**Given task**. Each line below should be quoted exactly, please.

Data records
+ + + +
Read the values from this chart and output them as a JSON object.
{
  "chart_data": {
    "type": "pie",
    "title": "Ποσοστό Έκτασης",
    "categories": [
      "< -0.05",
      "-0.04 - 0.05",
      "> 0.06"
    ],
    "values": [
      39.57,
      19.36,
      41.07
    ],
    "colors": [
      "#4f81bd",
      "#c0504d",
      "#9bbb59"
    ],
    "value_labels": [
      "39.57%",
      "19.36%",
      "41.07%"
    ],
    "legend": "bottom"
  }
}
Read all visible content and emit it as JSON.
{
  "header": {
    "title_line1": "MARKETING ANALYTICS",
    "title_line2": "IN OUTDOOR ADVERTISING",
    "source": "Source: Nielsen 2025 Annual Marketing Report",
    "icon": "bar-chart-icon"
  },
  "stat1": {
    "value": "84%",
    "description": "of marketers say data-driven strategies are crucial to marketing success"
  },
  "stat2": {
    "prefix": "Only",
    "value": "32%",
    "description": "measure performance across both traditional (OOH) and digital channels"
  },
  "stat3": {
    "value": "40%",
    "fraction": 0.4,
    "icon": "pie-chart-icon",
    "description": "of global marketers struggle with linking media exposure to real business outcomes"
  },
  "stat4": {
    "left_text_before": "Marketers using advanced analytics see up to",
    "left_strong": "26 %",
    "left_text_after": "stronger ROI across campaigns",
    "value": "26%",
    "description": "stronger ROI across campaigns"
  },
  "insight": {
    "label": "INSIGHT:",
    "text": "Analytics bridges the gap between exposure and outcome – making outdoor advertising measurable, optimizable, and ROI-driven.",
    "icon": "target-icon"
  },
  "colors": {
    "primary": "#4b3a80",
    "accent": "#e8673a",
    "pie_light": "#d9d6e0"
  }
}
+ + + +
**Expected answer**.
Read the values from this chart and output them as a JSON object.
{
  "chart_data": {
    "type": "pie",
    "title": "Ποσοστό Έκτασης",
    "categories": [
      "< -0.05",
      "-0.04 - 0.05",
      "> 0.06"
    ],
    "values": [
      39.57,
      19.36,
      41.07
    ],
    "colors": [
      "#4f81bd",
      "#c0504d",
      "#9bbb59"
    ],
    "value_labels": [
      "39.57%",
      "19.36%",
      "41.07%"
    ],
    "legend": "bottom"
  }
}
Read all visible content and emit it as JSON.
{
  "header": {
    "title_line1": "MARKETING ANALYTICS",
    "title_line2": "IN OUTDOOR ADVERTISING",
    "source": "Source: Nielsen 2025 Annual Marketing Report",
    "icon": "bar-chart-icon"
  },
  "stat1": {
    "value": "84%",
    "description": "of marketers say data-driven strategies are crucial to marketing success"
  },
  "stat2": {
    "prefix": "Only",
    "value": "32%",
    "description": "measure performance across both traditional (OOH) and digital channels"
  },
  "stat3": {
    "value": "40%",
    "fraction": 0.4,
    "icon": "pie-chart-icon",
    "description": "of global marketers struggle with linking media exposure to real business outcomes"
  },
  "stat4": {
    "left_text_before": "Marketers using advanced analytics see up to",
    "left_strong": "26 %",
    "left_text_after": "stronger ROI across campaigns",
    "value": "26%",
    "description": "stronger ROI across campaigns"
  },
  "insight": {
    "label": "INSIGHT:",
    "text": "Analytics bridges the gap between exposure and outcome – making outdoor advertising measurable, optimizable, and ROI-driven.",
    "icon": "target-icon"
  },
  "colors": {
    "primary": "#4b3a80",
    "accent": "#e8673a",
    "pie_light": "#d9d6e0"
  }
}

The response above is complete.